__What the task asks__
Produce an exact copy of all the data below, dropping every image.

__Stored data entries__
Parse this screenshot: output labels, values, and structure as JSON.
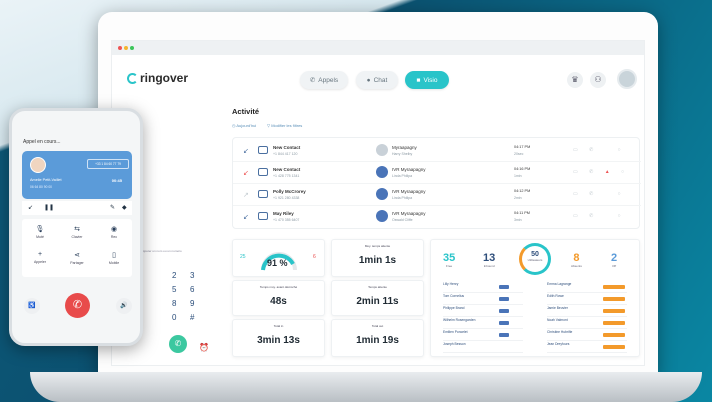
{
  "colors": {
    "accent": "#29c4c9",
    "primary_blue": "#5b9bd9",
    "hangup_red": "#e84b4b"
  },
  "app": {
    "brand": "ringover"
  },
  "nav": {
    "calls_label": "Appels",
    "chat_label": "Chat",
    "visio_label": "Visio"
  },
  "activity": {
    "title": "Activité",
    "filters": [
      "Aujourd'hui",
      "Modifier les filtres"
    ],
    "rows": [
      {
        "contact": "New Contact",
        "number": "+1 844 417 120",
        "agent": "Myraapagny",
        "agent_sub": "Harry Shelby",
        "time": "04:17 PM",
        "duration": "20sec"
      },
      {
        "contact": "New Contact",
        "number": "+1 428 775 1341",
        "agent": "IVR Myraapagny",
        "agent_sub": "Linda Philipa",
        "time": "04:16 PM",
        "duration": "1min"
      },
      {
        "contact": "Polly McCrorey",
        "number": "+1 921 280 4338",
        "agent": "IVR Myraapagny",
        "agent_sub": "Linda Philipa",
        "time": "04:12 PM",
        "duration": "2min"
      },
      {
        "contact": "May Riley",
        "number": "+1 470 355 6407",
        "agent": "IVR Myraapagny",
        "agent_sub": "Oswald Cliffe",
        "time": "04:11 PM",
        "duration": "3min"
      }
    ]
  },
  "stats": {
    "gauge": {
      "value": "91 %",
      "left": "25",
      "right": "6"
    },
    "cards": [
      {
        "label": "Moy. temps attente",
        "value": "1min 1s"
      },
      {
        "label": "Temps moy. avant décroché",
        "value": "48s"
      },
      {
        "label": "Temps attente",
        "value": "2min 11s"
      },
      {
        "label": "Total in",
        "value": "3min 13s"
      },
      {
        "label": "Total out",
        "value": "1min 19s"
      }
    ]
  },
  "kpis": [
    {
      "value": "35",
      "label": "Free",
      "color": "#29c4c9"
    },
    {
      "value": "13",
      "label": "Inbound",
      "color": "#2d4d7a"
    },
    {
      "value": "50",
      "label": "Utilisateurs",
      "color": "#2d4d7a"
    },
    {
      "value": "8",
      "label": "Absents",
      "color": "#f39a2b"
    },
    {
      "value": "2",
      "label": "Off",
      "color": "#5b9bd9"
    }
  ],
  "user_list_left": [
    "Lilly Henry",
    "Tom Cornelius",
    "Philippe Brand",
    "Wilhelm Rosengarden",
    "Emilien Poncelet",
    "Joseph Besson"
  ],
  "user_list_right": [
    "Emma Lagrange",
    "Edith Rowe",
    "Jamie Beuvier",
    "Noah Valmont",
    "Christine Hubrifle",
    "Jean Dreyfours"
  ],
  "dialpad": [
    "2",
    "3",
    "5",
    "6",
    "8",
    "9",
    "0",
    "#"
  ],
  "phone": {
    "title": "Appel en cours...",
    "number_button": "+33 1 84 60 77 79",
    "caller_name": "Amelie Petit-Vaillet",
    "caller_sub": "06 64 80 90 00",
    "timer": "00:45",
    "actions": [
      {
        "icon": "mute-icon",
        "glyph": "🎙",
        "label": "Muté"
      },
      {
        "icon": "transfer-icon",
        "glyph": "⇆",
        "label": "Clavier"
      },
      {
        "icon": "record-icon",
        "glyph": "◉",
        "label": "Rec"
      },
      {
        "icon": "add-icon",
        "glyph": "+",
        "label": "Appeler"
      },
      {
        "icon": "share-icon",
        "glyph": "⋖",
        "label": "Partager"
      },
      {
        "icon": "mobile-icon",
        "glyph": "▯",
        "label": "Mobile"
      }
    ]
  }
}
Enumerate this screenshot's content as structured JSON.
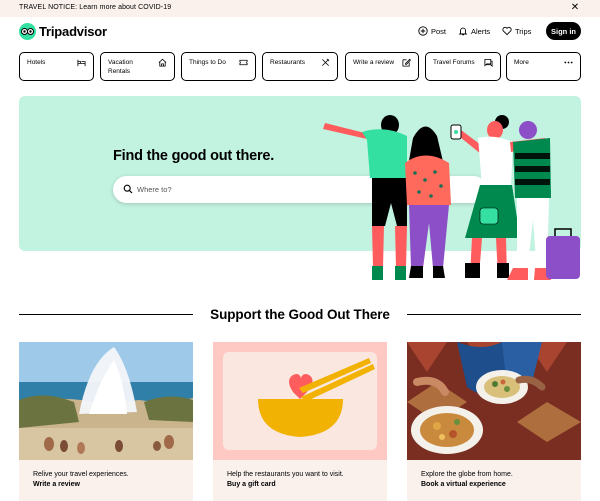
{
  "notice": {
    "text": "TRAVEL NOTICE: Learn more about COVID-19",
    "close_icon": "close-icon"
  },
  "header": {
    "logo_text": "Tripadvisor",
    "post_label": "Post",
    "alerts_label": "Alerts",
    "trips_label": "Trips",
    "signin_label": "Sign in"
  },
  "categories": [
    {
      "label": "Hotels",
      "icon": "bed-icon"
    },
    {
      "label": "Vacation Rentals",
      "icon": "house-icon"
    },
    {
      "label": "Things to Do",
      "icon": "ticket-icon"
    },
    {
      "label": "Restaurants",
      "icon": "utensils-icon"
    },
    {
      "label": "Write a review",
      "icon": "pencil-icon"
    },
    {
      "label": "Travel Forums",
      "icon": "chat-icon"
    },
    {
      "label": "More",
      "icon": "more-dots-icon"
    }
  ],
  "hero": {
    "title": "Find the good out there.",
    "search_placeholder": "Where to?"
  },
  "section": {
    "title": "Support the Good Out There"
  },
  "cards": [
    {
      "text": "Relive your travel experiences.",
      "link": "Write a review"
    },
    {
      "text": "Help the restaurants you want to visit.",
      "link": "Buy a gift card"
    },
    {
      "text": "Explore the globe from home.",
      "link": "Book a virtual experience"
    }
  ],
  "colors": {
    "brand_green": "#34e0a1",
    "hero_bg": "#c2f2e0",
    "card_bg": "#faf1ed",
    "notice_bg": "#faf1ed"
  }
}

__Written answer__
Parse this screenshot: output labels, values, and structure as JSON.
{
  "colors": {
    "accent": "#29c4c9",
    "primary_blue": "#5b9bd9",
    "hangup_red": "#e84b4b"
  },
  "app": {
    "brand": "ringover"
  },
  "nav": {
    "calls_label": "Appels",
    "chat_label": "Chat",
    "visio_label": "Visio"
  },
  "activity": {
    "title": "Activité",
    "filters": [
      "Aujourd'hui",
      "Modifier les filtres"
    ],
    "rows": [
      {
        "contact": "New Contact",
        "number": "+1 844 417 120",
        "agent": "Myraapagny",
        "agent_sub": "Harry Shelby",
        "time": "04:17 PM",
        "duration": "20sec"
      },
      {
        "contact": "New Contact",
        "number": "+1 428 775 1341",
        "agent": "IVR Myraapagny",
        "agent_sub": "Linda Philipa",
        "time": "04:16 PM",
        "duration": "1min"
      },
      {
        "contact": "Polly McCrorey",
        "number": "+1 921 280 4338",
        "agent": "IVR Myraapagny",
        "agent_sub": "Linda Philipa",
        "time": "04:12 PM",
        "duration": "2min"
      },
      {
        "contact": "May Riley",
        "number": "+1 470 355 6407",
        "agent": "IVR Myraapagny",
        "agent_sub": "Oswald Cliffe",
        "time": "04:11 PM",
        "duration": "3min"
      }
    ]
  },
  "stats": {
    "gauge": {
      "value": "91 %",
      "left": "25",
      "right": "6"
    },
    "cards": [
      {
        "label": "Moy. temps attente",
        "value": "1min 1s"
      },
      {
        "label": "Temps moy. avant décroché",
        "value": "48s"
      },
      {
        "label": "Temps attente",
        "value": "2min 11s"
      },
      {
        "label": "Total in",
        "value": "3min 13s"
      },
      {
        "label": "Total out",
        "value": "1min 19s"
      }
    ]
  },
  "kpis": [
    {
      "value": "35",
      "label": "Free",
      "color": "#29c4c9"
    },
    {
      "value": "13",
      "label": "Inbound",
      "color": "#2d4d7a"
    },
    {
      "value": "50",
      "label": "Utilisateurs",
      "color": "#2d4d7a"
    },
    {
      "value": "8",
      "label": "Absents",
      "color": "#f39a2b"
    },
    {
      "value": "2",
      "label": "Off",
      "color": "#5b9bd9"
    }
  ],
  "user_list_left": [
    "Lilly Henry",
    "Tom Cornelius",
    "Philippe Brand",
    "Wilhelm Rosengarden",
    "Emilien Poncelet",
    "Joseph Besson"
  ],
  "user_list_right": [
    "Emma Lagrange",
    "Edith Rowe",
    "Jamie Beuvier",
    "Noah Valmont",
    "Christine Hubrifle",
    "Jean Dreyfours"
  ],
  "dialpad": [
    "2",
    "3",
    "5",
    "6",
    "8",
    "9",
    "0",
    "#"
  ],
  "phone": {
    "title": "Appel en cours...",
    "number_button": "+33 1 84 60 77 79",
    "caller_name": "Amelie Petit-Vaillet",
    "caller_sub": "06 64 80 90 00",
    "timer": "00:45",
    "actions": [
      {
        "icon": "mute-icon",
        "glyph": "🎙",
        "label": "Muté"
      },
      {
        "icon": "transfer-icon",
        "glyph": "⇆",
        "label": "Clavier"
      },
      {
        "icon": "record-icon",
        "glyph": "◉",
        "label": "Rec"
      },
      {
        "icon": "add-icon",
        "glyph": "+",
        "label": "Appeler"
      },
      {
        "icon": "share-icon",
        "glyph": "⋖",
        "label": "Partager"
      },
      {
        "icon": "mobile-icon",
        "glyph": "▯",
        "label": "Mobile"
      }
    ]
  }
}
Enumerate this screenshot's content as structured JSON.
{
  "notice": {
    "text": "TRAVEL NOTICE: Learn more about COVID-19",
    "close_icon": "close-icon"
  },
  "header": {
    "logo_text": "Tripadvisor",
    "post_label": "Post",
    "alerts_label": "Alerts",
    "trips_label": "Trips",
    "signin_label": "Sign in"
  },
  "categories": [
    {
      "label": "Hotels",
      "icon": "bed-icon"
    },
    {
      "label": "Vacation Rentals",
      "icon": "house-icon"
    },
    {
      "label": "Things to Do",
      "icon": "ticket-icon"
    },
    {
      "label": "Restaurants",
      "icon": "utensils-icon"
    },
    {
      "label": "Write a review",
      "icon": "pencil-icon"
    },
    {
      "label": "Travel Forums",
      "icon": "chat-icon"
    },
    {
      "label": "More",
      "icon": "more-dots-icon"
    }
  ],
  "hero": {
    "title": "Find the good out there.",
    "search_placeholder": "Where to?"
  },
  "section": {
    "title": "Support the Good Out There"
  },
  "cards": [
    {
      "text": "Relive your travel experiences.",
      "link": "Write a review"
    },
    {
      "text": "Help the restaurants you want to visit.",
      "link": "Buy a gift card"
    },
    {
      "text": "Explore the globe from home.",
      "link": "Book a virtual experience"
    }
  ],
  "colors": {
    "brand_green": "#34e0a1",
    "hero_bg": "#c2f2e0",
    "card_bg": "#faf1ed",
    "notice_bg": "#faf1ed"
  }
}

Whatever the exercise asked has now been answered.